O Congresso Nacional instala nesta quarta-feira, 10, a Comissão Mista de Orçamento (CMO). O colegiado vai analisar a Lei Orçamentário Anual de 2021 que, pela Constituição, deveria ter sido aprovada até pelo fim do ano passado. Porém, disputas pelo comando da comissão, além da própria pandemia, travaram o processo. Enquanto a lei não for aprovada, o governo só pode gastar, por mês, um doze avos do orçamento total previsto pela LDO. Outra prioridade dos parlamentares na CMO é encontrar fontes de recursos para a volta do auxílio emergencial. Para a equipe econômica do governo, o ideal seria que esse retorno viesse junto com medidas de ajuste fiscal, mas a maioria dos líderes do Senado é contra esse vinculação. O presidente do Senado Federal, Rodrigo Pacheco, reforçou a importância do benefício.

**Tarefa atribuída 1:**
Diga se cada afirmação concorda com a notícia sobre a Comissão Mista de Orçamento, respondendo sim ou não e citando as palavras decisivas do texto: (a) a comissão é instalada na quarta-feira, dia 10; (b) sem a lei aprovada, o governo pode gastar sem limite mensal; (c) a maioria dos líderes do Senado apoia vincular a volta do auxílio a medidas de ajuste fiscal.
**Tarefa atribuída 2:**
Liste todos os órgãos do Poder Legislativo citados na notícia sobre a Comissão Mista de Orçamento.
**Tarefa atribuída 3:**
Dê prosseguimento à notícia sobre a Comissão Mista de Orçamento a partir do ponto em que ela termina.
As linhas a seguir não são necessárias.

**Material fornecido:**
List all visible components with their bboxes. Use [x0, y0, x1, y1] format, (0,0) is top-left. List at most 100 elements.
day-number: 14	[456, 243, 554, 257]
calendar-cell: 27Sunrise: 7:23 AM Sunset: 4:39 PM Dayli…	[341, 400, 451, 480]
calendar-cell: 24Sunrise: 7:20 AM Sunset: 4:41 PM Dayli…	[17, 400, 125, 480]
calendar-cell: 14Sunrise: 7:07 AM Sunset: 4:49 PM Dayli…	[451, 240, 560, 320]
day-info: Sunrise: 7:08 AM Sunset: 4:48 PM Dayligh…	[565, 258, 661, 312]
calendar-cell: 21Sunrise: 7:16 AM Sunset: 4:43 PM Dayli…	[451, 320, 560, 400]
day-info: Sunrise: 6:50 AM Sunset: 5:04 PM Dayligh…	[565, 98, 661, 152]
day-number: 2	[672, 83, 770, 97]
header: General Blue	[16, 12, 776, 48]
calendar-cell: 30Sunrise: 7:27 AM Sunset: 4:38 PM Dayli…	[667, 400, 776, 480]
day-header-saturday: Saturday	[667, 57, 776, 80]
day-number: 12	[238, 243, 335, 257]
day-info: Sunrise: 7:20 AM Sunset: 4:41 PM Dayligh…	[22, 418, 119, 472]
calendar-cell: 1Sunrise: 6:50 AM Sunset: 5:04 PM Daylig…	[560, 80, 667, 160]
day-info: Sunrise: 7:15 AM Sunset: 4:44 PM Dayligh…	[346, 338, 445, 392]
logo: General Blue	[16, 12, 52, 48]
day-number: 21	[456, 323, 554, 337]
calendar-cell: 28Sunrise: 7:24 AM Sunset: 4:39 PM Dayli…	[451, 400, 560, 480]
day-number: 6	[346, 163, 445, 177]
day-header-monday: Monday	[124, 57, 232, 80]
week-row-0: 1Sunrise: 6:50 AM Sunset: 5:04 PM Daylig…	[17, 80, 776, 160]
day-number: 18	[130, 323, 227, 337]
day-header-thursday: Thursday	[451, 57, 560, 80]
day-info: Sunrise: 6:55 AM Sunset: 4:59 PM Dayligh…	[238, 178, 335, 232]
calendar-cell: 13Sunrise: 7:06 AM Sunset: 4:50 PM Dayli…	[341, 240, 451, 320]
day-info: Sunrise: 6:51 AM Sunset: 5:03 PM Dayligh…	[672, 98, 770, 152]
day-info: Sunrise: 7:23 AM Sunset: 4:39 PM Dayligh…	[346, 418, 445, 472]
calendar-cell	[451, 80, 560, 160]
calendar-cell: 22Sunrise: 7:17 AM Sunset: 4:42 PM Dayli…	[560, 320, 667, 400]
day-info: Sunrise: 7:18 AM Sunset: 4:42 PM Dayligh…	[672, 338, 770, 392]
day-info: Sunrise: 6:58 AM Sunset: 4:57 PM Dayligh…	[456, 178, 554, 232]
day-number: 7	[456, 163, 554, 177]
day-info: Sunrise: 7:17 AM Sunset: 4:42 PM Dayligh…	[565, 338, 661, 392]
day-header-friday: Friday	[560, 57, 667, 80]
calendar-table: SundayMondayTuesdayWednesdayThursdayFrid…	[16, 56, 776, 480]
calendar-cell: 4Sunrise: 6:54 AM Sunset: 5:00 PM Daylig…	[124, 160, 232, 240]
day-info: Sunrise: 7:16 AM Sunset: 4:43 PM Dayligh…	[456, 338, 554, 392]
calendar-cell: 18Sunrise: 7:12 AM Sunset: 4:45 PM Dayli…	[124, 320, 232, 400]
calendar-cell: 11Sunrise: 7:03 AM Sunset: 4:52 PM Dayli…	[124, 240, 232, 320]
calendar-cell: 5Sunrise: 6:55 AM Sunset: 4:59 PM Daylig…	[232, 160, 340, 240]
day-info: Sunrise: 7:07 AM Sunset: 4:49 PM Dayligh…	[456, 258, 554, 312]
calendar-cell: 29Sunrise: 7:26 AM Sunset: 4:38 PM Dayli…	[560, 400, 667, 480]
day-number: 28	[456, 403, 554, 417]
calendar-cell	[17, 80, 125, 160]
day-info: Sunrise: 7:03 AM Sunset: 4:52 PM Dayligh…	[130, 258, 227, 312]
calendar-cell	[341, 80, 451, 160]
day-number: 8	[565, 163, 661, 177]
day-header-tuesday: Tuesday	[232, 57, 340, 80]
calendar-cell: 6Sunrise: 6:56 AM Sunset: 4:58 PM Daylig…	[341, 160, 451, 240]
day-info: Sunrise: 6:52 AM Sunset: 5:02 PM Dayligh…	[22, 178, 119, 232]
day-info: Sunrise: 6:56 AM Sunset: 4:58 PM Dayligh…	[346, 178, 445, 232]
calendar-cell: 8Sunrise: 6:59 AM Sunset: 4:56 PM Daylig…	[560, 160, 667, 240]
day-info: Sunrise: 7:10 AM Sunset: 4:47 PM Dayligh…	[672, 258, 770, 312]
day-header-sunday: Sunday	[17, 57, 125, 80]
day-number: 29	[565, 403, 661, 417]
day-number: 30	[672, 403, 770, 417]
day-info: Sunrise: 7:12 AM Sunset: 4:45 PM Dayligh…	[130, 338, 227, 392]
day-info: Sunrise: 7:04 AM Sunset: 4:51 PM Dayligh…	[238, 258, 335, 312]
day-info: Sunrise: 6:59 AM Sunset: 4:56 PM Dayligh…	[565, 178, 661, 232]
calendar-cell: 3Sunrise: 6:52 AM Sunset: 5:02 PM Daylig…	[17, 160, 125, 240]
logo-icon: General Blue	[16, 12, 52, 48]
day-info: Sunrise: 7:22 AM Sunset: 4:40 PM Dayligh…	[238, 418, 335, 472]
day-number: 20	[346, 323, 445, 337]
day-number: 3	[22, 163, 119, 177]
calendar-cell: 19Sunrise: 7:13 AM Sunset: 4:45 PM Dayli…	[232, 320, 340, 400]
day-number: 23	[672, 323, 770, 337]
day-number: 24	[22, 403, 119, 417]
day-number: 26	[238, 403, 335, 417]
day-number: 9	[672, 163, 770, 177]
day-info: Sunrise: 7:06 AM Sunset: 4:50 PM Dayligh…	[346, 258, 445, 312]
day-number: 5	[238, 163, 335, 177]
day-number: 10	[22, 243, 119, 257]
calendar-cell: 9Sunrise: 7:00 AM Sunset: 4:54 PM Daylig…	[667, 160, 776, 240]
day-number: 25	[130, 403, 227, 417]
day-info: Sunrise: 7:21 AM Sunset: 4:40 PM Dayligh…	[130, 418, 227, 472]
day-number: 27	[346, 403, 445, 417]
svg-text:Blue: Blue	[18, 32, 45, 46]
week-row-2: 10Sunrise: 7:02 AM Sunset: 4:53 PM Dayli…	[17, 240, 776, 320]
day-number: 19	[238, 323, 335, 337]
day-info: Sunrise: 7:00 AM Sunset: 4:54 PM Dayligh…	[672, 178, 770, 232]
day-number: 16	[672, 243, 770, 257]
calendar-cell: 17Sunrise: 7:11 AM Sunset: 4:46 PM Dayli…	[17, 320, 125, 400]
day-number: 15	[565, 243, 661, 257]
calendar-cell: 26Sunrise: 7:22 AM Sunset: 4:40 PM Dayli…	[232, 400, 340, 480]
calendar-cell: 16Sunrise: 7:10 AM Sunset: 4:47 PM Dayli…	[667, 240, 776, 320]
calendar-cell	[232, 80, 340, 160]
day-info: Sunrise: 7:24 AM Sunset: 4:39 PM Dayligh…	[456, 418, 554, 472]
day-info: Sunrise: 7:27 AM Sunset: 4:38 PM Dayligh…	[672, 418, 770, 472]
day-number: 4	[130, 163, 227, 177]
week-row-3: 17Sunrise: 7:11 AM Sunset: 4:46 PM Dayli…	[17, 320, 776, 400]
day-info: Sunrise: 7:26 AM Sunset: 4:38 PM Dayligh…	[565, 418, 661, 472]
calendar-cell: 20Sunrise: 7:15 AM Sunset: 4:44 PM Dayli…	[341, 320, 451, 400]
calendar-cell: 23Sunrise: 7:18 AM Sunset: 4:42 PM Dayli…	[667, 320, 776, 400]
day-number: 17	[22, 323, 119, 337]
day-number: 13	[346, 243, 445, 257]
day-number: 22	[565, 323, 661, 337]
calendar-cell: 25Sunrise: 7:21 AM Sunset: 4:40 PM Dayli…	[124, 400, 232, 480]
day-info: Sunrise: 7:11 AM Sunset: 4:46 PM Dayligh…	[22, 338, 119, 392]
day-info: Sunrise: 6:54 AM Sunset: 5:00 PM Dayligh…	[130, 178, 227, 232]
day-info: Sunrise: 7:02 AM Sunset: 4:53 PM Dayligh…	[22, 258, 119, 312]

**Resultado da tarefa 1:**
(a) Sim: "O Congresso Nacional instala nesta quarta-feira, 10, a Comissão Mista de Orçamento (CMO)."
(b) Não: "o governo só pode gastar, por mês, um doze avos do orçamento total previsto pela LDO".
(c) Não: "a maioria dos líderes do Senado é contra".

**Resultado da tarefa 2:**
Congresso Nacional; Comissão Mista de Orçamento (CMO); Senado Federal.

**Resultado da tarefa 3:**
“No momento que temos uma pandemia e uma grande esperança do alcance da vacina para todos os brasileiros, há um momento de reflexão sobre a necessidade, daquelas pessoas que estão vulnerabilizadas em função da pandemia, de uma reedição de uma assistência emergencial ou um programa análogo, um incremento do Bolsa Família”, pontou. A partir desta quarta-feira, o Senado retoma as atividades de forma semi-presencial. A recomendação é que parlamentares com mais de 60 anos ou com comorbidades continuem participando remotamente. Pacheco comentou a medida. “Forma híbrida de funcionamento para voltarmos aos poucos o funcionamento do Senado Federal com todos os critérios e normas sanitárias recomendadas pelos especialistas para preservar a saúde de todos”, disse. Além dos projetos ligados à vacinação, os deputados podem votar o novo marco legal do câmbio. O texto aumenta o limite de dinheiro em espécie que cada passageiro pode portar ao sair ou entrar no Brasil de R$ 10 mil para 10 mil dólares.